__WHAT YOU HAVE TO DO__
Output the material word for word. Leave each picture out.

※ ※ ※

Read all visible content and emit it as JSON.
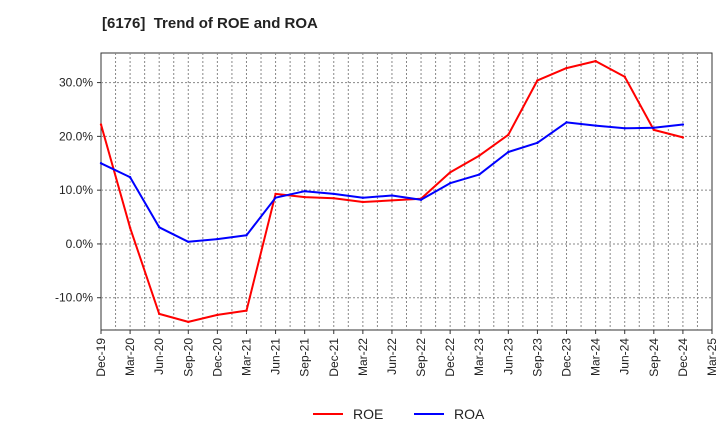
{
  "chart_data": {
    "type": "line",
    "title": "[6176]  Trend of ROE and ROA",
    "x": [
      "Dec-19",
      "Mar-20",
      "Jun-20",
      "Sep-20",
      "Dec-20",
      "Mar-21",
      "Jun-21",
      "Sep-21",
      "Dec-21",
      "Mar-22",
      "Jun-22",
      "Sep-22",
      "Dec-22",
      "Mar-23",
      "Jun-23",
      "Sep-23",
      "Dec-23",
      "Mar-24",
      "Jun-24",
      "Sep-24",
      "Dec-24",
      "Mar-25"
    ],
    "y_ticks": [
      -10,
      0,
      10,
      20,
      30
    ],
    "y_tick_labels": [
      "-10.0%",
      "0.0%",
      "10.0%",
      "20.0%",
      "30.0%"
    ],
    "ylim": [
      -16,
      35.5
    ],
    "grid": true,
    "legend_position": "bottom-center",
    "series": [
      {
        "name": "ROE",
        "color": "#ff0000",
        "values": [
          22.2,
          3.0,
          -13.0,
          -14.5,
          -13.2,
          -12.4,
          9.3,
          8.7,
          8.5,
          7.8,
          8.1,
          8.4,
          13.3,
          16.4,
          20.3,
          30.4,
          32.7,
          34.0,
          31.1,
          21.2,
          19.8,
          null
        ]
      },
      {
        "name": "ROA",
        "color": "#0000ff",
        "values": [
          15.0,
          12.4,
          3.1,
          0.4,
          0.9,
          1.6,
          8.6,
          9.8,
          9.3,
          8.6,
          9.0,
          8.2,
          11.3,
          12.9,
          17.1,
          18.8,
          22.6,
          22.0,
          21.5,
          21.6,
          22.2,
          null
        ]
      }
    ]
  }
}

※ ※ ※

__WRITTEN RESPONSE__
Read all visible content and emit it as JSON.
{
  "chart_data": {
    "type": "line",
    "title": "[6176]  Trend of ROE and ROA",
    "x": [
      "Dec-19",
      "Mar-20",
      "Jun-20",
      "Sep-20",
      "Dec-20",
      "Mar-21",
      "Jun-21",
      "Sep-21",
      "Dec-21",
      "Mar-22",
      "Jun-22",
      "Sep-22",
      "Dec-22",
      "Mar-23",
      "Jun-23",
      "Sep-23",
      "Dec-23",
      "Mar-24",
      "Jun-24",
      "Sep-24",
      "Dec-24",
      "Mar-25"
    ],
    "y_ticks": [
      -10,
      0,
      10,
      20,
      30
    ],
    "y_tick_labels": [
      "-10.0%",
      "0.0%",
      "10.0%",
      "20.0%",
      "30.0%"
    ],
    "ylim": [
      -16,
      35.5
    ],
    "grid": true,
    "legend_position": "bottom-center",
    "series": [
      {
        "name": "ROE",
        "color": "#ff0000",
        "values": [
          22.2,
          3.0,
          -13.0,
          -14.5,
          -13.2,
          -12.4,
          9.3,
          8.7,
          8.5,
          7.8,
          8.1,
          8.4,
          13.3,
          16.4,
          20.3,
          30.4,
          32.7,
          34.0,
          31.1,
          21.2,
          19.8,
          null
        ]
      },
      {
        "name": "ROA",
        "color": "#0000ff",
        "values": [
          15.0,
          12.4,
          3.1,
          0.4,
          0.9,
          1.6,
          8.6,
          9.8,
          9.3,
          8.6,
          9.0,
          8.2,
          11.3,
          12.9,
          17.1,
          18.8,
          22.6,
          22.0,
          21.5,
          21.6,
          22.2,
          null
        ]
      }
    ]
  }
}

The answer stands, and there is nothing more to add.